REQUIREMENTS
Gather every line of the entries that includes the word "Microsoft".

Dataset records
— Start —
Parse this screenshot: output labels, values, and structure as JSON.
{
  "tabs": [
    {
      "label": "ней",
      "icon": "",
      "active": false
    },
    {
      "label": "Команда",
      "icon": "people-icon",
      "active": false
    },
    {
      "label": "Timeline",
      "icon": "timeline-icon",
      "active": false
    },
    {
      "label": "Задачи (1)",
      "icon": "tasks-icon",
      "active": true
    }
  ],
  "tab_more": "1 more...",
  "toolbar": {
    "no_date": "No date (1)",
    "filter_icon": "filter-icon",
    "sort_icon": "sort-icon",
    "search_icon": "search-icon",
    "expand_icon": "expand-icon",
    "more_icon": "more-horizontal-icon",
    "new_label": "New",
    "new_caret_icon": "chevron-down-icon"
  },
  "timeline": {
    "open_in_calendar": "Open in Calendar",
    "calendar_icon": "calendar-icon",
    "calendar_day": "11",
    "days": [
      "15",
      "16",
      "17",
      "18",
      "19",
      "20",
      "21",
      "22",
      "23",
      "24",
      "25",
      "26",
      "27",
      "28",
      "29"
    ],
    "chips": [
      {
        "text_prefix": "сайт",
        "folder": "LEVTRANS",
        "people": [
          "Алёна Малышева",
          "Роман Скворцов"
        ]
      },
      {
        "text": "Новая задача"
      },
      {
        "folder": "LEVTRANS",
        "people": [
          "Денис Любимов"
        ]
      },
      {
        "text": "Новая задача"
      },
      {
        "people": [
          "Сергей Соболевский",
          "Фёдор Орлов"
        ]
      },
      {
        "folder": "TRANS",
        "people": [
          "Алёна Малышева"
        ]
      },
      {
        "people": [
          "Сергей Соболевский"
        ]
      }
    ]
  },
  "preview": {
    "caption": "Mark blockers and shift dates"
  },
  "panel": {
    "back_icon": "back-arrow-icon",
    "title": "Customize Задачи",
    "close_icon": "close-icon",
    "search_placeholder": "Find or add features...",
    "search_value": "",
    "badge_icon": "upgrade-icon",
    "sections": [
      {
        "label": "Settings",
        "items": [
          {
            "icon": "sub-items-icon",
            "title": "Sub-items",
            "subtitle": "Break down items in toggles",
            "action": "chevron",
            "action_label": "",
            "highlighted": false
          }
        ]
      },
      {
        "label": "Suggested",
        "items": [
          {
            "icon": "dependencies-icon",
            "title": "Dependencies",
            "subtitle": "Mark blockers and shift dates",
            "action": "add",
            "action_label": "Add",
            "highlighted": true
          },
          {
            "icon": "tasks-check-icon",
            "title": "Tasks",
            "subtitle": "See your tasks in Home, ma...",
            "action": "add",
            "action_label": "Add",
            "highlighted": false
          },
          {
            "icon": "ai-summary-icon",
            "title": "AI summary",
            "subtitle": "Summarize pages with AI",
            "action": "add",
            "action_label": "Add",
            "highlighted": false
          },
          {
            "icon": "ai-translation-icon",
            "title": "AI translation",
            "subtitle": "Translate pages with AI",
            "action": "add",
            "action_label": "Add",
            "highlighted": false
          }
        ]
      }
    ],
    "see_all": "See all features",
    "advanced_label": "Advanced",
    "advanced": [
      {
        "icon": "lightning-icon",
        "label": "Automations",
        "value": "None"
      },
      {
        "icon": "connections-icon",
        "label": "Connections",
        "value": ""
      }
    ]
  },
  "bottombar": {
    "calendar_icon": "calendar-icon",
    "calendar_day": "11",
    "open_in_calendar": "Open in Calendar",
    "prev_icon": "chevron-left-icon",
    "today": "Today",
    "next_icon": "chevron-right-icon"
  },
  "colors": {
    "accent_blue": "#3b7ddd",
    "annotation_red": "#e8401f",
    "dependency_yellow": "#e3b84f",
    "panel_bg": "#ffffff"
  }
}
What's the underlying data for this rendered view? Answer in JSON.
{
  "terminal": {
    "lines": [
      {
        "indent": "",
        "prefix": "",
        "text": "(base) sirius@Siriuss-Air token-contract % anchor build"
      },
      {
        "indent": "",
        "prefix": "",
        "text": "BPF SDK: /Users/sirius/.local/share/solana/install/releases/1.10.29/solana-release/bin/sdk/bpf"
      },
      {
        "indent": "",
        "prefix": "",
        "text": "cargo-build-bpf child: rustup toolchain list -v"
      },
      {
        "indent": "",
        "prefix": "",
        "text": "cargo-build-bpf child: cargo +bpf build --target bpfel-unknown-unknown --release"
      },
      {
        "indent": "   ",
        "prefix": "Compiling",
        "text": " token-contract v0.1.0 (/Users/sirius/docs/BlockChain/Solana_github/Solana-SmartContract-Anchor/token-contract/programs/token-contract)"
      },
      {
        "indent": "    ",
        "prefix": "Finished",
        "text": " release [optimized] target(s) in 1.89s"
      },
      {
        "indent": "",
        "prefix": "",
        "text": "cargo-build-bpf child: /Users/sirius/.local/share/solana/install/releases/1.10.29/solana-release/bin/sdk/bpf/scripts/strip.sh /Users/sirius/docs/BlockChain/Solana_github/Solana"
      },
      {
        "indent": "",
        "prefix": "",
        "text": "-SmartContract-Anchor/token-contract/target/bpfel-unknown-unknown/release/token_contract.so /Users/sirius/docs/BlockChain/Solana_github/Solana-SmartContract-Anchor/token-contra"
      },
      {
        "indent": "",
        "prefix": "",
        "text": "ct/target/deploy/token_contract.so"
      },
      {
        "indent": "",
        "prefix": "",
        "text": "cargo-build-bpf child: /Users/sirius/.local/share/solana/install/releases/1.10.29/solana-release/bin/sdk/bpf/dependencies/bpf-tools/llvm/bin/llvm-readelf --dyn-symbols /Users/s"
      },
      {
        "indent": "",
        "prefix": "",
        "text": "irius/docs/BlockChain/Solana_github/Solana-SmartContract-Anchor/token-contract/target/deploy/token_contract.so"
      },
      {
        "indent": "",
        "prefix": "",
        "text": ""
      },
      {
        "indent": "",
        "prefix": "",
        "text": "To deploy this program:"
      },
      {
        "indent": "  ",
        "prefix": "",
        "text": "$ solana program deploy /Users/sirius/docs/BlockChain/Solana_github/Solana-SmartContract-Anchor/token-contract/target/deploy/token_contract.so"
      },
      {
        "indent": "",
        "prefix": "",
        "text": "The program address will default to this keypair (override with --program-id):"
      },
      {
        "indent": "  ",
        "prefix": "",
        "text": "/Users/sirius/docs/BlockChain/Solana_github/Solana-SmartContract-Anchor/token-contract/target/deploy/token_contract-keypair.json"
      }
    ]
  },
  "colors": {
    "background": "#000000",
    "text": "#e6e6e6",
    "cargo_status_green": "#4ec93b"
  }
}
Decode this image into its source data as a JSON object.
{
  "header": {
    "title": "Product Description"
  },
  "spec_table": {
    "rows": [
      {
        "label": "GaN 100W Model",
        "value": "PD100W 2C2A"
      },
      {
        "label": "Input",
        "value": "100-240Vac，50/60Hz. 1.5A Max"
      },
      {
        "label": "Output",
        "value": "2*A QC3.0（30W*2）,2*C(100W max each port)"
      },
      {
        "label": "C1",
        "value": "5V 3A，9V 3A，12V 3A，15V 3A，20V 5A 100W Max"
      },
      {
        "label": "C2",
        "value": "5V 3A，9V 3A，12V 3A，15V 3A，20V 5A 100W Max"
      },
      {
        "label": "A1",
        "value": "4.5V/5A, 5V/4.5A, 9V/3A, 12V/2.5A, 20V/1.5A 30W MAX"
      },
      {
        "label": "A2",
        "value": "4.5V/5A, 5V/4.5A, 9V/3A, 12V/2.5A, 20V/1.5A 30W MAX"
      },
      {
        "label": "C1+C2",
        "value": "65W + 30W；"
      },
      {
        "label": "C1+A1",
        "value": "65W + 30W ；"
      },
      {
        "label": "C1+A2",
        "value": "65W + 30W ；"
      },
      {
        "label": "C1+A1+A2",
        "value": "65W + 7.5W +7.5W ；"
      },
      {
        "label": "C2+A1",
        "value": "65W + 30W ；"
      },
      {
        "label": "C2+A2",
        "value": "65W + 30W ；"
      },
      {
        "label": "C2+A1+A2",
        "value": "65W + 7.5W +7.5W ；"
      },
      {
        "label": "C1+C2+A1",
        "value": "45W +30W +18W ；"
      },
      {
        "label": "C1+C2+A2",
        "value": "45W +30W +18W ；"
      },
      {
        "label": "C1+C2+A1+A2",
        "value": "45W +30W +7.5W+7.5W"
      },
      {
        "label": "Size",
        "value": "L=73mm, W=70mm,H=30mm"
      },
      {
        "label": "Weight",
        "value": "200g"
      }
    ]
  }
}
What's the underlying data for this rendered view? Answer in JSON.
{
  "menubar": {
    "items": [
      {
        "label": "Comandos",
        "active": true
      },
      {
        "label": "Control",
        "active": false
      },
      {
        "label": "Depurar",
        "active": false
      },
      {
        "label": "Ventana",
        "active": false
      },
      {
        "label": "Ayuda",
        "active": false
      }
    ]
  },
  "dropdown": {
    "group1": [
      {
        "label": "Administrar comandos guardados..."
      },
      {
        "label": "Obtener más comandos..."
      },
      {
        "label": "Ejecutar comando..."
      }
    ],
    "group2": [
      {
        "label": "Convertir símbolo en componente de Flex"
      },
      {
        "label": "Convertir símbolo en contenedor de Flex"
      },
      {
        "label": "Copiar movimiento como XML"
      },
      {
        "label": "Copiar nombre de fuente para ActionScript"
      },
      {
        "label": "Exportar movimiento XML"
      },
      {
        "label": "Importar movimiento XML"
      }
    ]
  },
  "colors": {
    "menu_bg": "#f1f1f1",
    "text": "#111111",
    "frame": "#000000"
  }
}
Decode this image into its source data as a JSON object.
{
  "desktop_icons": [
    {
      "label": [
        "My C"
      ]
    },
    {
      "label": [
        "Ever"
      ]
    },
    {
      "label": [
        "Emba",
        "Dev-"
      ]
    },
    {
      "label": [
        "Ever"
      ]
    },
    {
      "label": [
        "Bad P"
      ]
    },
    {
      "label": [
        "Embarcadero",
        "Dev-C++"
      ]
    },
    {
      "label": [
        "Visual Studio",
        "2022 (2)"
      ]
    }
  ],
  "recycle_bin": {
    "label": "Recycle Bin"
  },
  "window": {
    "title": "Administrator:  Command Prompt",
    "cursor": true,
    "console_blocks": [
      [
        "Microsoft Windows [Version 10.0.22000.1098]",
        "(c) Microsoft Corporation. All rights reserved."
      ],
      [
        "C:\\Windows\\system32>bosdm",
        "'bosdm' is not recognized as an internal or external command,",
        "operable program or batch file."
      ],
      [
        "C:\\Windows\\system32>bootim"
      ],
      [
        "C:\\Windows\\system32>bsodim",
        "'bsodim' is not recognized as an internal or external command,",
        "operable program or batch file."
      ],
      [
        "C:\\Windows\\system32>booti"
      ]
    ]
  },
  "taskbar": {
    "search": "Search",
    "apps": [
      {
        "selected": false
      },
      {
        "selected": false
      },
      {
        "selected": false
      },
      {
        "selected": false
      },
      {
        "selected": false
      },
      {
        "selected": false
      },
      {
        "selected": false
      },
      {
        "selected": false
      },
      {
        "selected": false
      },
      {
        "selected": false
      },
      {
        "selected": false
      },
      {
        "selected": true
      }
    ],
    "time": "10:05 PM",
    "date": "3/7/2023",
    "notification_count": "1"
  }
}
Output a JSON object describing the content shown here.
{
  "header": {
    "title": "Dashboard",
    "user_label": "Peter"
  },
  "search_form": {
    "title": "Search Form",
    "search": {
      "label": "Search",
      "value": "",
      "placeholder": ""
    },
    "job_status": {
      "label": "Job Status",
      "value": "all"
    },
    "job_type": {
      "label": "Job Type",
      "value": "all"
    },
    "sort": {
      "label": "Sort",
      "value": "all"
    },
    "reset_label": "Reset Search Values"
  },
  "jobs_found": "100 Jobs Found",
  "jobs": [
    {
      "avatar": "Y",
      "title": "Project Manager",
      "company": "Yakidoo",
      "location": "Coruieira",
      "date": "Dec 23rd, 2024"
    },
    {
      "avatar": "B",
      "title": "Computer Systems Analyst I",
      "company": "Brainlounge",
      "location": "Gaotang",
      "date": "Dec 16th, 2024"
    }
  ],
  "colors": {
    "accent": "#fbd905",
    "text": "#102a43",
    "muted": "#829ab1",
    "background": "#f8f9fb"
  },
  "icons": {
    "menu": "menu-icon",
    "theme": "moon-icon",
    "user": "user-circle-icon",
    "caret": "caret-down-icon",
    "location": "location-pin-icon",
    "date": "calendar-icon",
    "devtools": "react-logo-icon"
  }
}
— End —
OUTPUT OF THE TASK
        "Microsoft Windows [Version 10.0.22000.1098]",
        "(c) Microsoft Corporation. All rights reserved."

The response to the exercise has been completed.